--- Stored records ---

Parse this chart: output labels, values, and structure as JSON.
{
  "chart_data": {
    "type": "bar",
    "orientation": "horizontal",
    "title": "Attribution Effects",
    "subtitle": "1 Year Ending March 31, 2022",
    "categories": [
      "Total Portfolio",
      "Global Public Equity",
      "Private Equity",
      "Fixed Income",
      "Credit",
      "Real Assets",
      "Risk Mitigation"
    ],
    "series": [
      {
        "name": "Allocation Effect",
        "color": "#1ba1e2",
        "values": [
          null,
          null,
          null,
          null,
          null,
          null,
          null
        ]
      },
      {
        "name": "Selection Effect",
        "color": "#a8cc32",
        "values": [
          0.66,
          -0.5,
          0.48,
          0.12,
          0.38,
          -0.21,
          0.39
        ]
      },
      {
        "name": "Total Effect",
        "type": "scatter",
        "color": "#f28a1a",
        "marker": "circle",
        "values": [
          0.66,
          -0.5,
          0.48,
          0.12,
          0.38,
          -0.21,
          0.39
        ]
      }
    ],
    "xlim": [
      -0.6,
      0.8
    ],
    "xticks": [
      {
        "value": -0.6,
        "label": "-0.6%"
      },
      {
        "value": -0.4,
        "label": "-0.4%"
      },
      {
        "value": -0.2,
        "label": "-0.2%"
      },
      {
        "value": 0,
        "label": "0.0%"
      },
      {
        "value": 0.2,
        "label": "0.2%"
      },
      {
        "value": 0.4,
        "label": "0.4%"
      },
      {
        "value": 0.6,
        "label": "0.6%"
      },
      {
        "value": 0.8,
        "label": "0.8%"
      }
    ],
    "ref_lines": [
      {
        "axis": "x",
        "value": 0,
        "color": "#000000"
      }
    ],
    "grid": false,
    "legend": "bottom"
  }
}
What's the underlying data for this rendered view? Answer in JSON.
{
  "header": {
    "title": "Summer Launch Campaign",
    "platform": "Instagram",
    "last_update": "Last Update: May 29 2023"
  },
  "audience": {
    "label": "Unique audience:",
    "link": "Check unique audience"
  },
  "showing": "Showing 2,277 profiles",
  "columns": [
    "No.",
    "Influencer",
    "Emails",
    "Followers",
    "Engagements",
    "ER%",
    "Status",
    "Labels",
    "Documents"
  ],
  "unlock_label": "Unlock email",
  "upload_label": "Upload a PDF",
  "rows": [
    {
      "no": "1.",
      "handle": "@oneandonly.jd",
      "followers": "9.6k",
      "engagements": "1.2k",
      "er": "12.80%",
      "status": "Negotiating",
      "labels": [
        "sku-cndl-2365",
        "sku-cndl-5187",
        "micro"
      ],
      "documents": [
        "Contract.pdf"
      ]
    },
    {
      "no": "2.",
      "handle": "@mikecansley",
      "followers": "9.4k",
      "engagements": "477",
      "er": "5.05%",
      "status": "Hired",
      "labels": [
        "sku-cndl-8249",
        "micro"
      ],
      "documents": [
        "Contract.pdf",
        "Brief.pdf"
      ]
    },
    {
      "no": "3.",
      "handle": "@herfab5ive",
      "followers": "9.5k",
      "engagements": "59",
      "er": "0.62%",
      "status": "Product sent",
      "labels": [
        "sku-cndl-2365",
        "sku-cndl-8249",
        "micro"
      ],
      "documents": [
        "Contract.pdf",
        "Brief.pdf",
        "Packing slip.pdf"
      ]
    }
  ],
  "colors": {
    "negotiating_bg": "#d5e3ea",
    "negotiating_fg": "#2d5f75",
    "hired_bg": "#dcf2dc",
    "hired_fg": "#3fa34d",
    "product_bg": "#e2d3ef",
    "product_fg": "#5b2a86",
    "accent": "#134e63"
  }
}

--- Set task ---
Quote all of the entries verbatim.

--- Task result ---
Parse this chart: output labels, values, and structure as JSON.
{
  "chart_data": {
    "type": "bar",
    "orientation": "horizontal",
    "title": "Attribution Effects",
    "subtitle": "1 Year Ending March 31, 2022",
    "categories": [
      "Total Portfolio",
      "Global Public Equity",
      "Private Equity",
      "Fixed Income",
      "Credit",
      "Real Assets",
      "Risk Mitigation"
    ],
    "series": [
      {
        "name": "Allocation Effect",
        "color": "#1ba1e2",
        "values": [
          null,
          null,
          null,
          null,
          null,
          null,
          null
        ]
      },
      {
        "name": "Selection Effect",
        "color": "#a8cc32",
        "values": [
          0.66,
          -0.5,
          0.48,
          0.12,
          0.38,
          -0.21,
          0.39
        ]
      },
      {
        "name": "Total Effect",
        "type": "scatter",
        "color": "#f28a1a",
        "marker": "circle",
        "values": [
          0.66,
          -0.5,
          0.48,
          0.12,
          0.38,
          -0.21,
          0.39
        ]
      }
    ],
    "xlim": [
      -0.6,
      0.8
    ],
    "xticks": [
      {
        "value": -0.6,
        "label": "-0.6%"
      },
      {
        "value": -0.4,
        "label": "-0.4%"
      },
      {
        "value": -0.2,
        "label": "-0.2%"
      },
      {
        "value": 0,
        "label": "0.0%"
      },
      {
        "value": 0.2,
        "label": "0.2%"
      },
      {
        "value": 0.4,
        "label": "0.4%"
      },
      {
        "value": 0.6,
        "label": "0.6%"
      },
      {
        "value": 0.8,
        "label": "0.8%"
      }
    ],
    "ref_lines": [
      {
        "axis": "x",
        "value": 0,
        "color": "#000000"
      }
    ],
    "grid": false,
    "legend": "bottom"
  }
}
What's the underlying data for this rendered view? Answer in JSON.
{
  "header": {
    "title": "Summer Launch Campaign",
    "platform": "Instagram",
    "last_update": "Last Update: May 29 2023"
  },
  "audience": {
    "label": "Unique audience:",
    "link": "Check unique audience"
  },
  "showing": "Showing 2,277 profiles",
  "columns": [
    "No.",
    "Influencer",
    "Emails",
    "Followers",
    "Engagements",
    "ER%",
    "Status",
    "Labels",
    "Documents"
  ],
  "unlock_label": "Unlock email",
  "upload_label": "Upload a PDF",
  "rows": [
    {
      "no": "1.",
      "handle": "@oneandonly.jd",
      "followers": "9.6k",
      "engagements": "1.2k",
      "er": "12.80%",
      "status": "Negotiating",
      "labels": [
        "sku-cndl-2365",
        "sku-cndl-5187",
        "micro"
      ],
      "documents": [
        "Contract.pdf"
      ]
    },
    {
      "no": "2.",
      "handle": "@mikecansley",
      "followers": "9.4k",
      "engagements": "477",
      "er": "5.05%",
      "status": "Hired",
      "labels": [
        "sku-cndl-8249",
        "micro"
      ],
      "documents": [
        "Contract.pdf",
        "Brief.pdf"
      ]
    },
    {
      "no": "3.",
      "handle": "@herfab5ive",
      "followers": "9.5k",
      "engagements": "59",
      "er": "0.62%",
      "status": "Product sent",
      "labels": [
        "sku-cndl-2365",
        "sku-cndl-8249",
        "micro"
      ],
      "documents": [
        "Contract.pdf",
        "Brief.pdf",
        "Packing slip.pdf"
      ]
    }
  ],
  "colors": {
    "negotiating_bg": "#d5e3ea",
    "negotiating_fg": "#2d5f75",
    "hired_bg": "#dcf2dc",
    "hired_fg": "#3fa34d",
    "product_bg": "#e2d3ef",
    "product_fg": "#5b2a86",
    "accent": "#134e63"
  }
}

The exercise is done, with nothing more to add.